Available data:
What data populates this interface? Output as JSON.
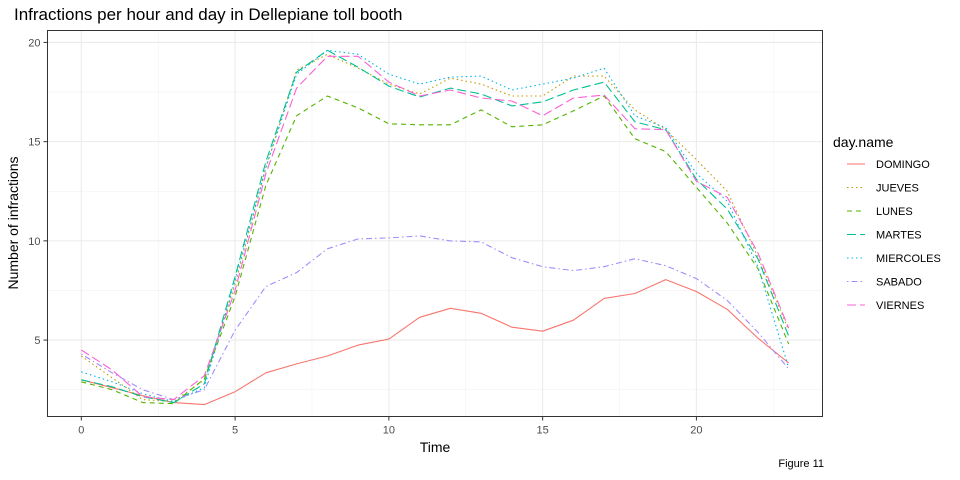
{
  "chart_data": {
    "type": "line",
    "title": "Infractions per hour and day in Dellepiane toll booth",
    "caption": "Figure 11",
    "xlabel": "Time",
    "ylabel": "Number of infractions",
    "xlim": [
      -1.1,
      24.1
    ],
    "ylim": [
      1.15,
      20.6
    ],
    "x_ticks": [
      0,
      5,
      10,
      15,
      20
    ],
    "y_ticks": [
      5,
      10,
      15,
      20
    ],
    "grid": true,
    "legend": {
      "title": "day.name",
      "position": "right"
    },
    "x": [
      0,
      1,
      2,
      3,
      4,
      5,
      6,
      7,
      8,
      9,
      10,
      11,
      12,
      13,
      14,
      15,
      16,
      17,
      18,
      19,
      20,
      21,
      22,
      23
    ],
    "series": [
      {
        "name": "DOMINGO",
        "color": "#F8766D",
        "dash": "solid",
        "values": [
          3.0,
          2.6,
          2.2,
          1.85,
          1.75,
          2.4,
          3.35,
          3.8,
          4.2,
          4.75,
          5.05,
          6.15,
          6.6,
          6.35,
          5.65,
          5.45,
          6.0,
          7.1,
          7.35,
          8.05,
          7.45,
          6.55,
          5.1,
          3.85
        ]
      },
      {
        "name": "JUEVES",
        "color": "#C49A00",
        "dash": "dotted",
        "values": [
          4.2,
          3.1,
          2.0,
          1.9,
          3.0,
          7.8,
          13.7,
          18.6,
          19.4,
          18.7,
          17.9,
          17.4,
          18.2,
          17.9,
          17.3,
          17.3,
          18.3,
          18.3,
          16.6,
          15.6,
          14.1,
          12.5,
          9.2,
          5.5
        ]
      },
      {
        "name": "LUNES",
        "color": "#53B400",
        "dash": "dashed",
        "values": [
          2.9,
          2.5,
          1.85,
          1.8,
          3.05,
          7.2,
          12.8,
          16.3,
          17.3,
          16.7,
          15.9,
          15.85,
          15.85,
          16.6,
          15.75,
          15.85,
          16.55,
          17.3,
          15.15,
          14.5,
          12.7,
          10.9,
          8.6,
          4.8
        ]
      },
      {
        "name": "MARTES",
        "color": "#00C094",
        "dash": "longdash",
        "values": [
          3.0,
          2.65,
          2.15,
          1.85,
          2.8,
          8.2,
          14.0,
          18.5,
          19.6,
          18.75,
          17.8,
          17.25,
          17.7,
          17.4,
          16.8,
          17.0,
          17.6,
          18.0,
          16.0,
          15.6,
          13.1,
          11.6,
          9.1,
          5.2
        ]
      },
      {
        "name": "MIERCOLES",
        "color": "#00B6EB",
        "dash": "dotted",
        "values": [
          3.4,
          2.9,
          2.3,
          1.9,
          2.6,
          8.0,
          13.7,
          18.4,
          19.6,
          19.4,
          18.4,
          17.9,
          18.25,
          18.3,
          17.6,
          17.9,
          18.2,
          18.7,
          16.3,
          15.7,
          13.4,
          12.0,
          8.7,
          3.6
        ]
      },
      {
        "name": "SABADO",
        "color": "#A58AFF",
        "dash": "dotdash",
        "values": [
          4.3,
          3.35,
          2.5,
          2.0,
          2.5,
          5.5,
          7.7,
          8.4,
          9.6,
          10.1,
          10.15,
          10.25,
          10.0,
          9.95,
          9.15,
          8.7,
          8.5,
          8.7,
          9.1,
          8.75,
          8.1,
          7.0,
          5.4,
          3.55
        ]
      },
      {
        "name": "VIERNES",
        "color": "#FB61D7",
        "dash": "longdash",
        "values": [
          4.5,
          3.5,
          2.15,
          2.0,
          3.2,
          7.5,
          13.4,
          17.7,
          19.3,
          19.3,
          18.0,
          17.3,
          17.6,
          17.2,
          17.05,
          16.3,
          17.2,
          17.35,
          15.65,
          15.6,
          13.0,
          12.2,
          9.4,
          5.6
        ]
      }
    ]
  }
}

The exercise:
Give only the number of lines in the material above where the string "name" appears.

Complete answer:
8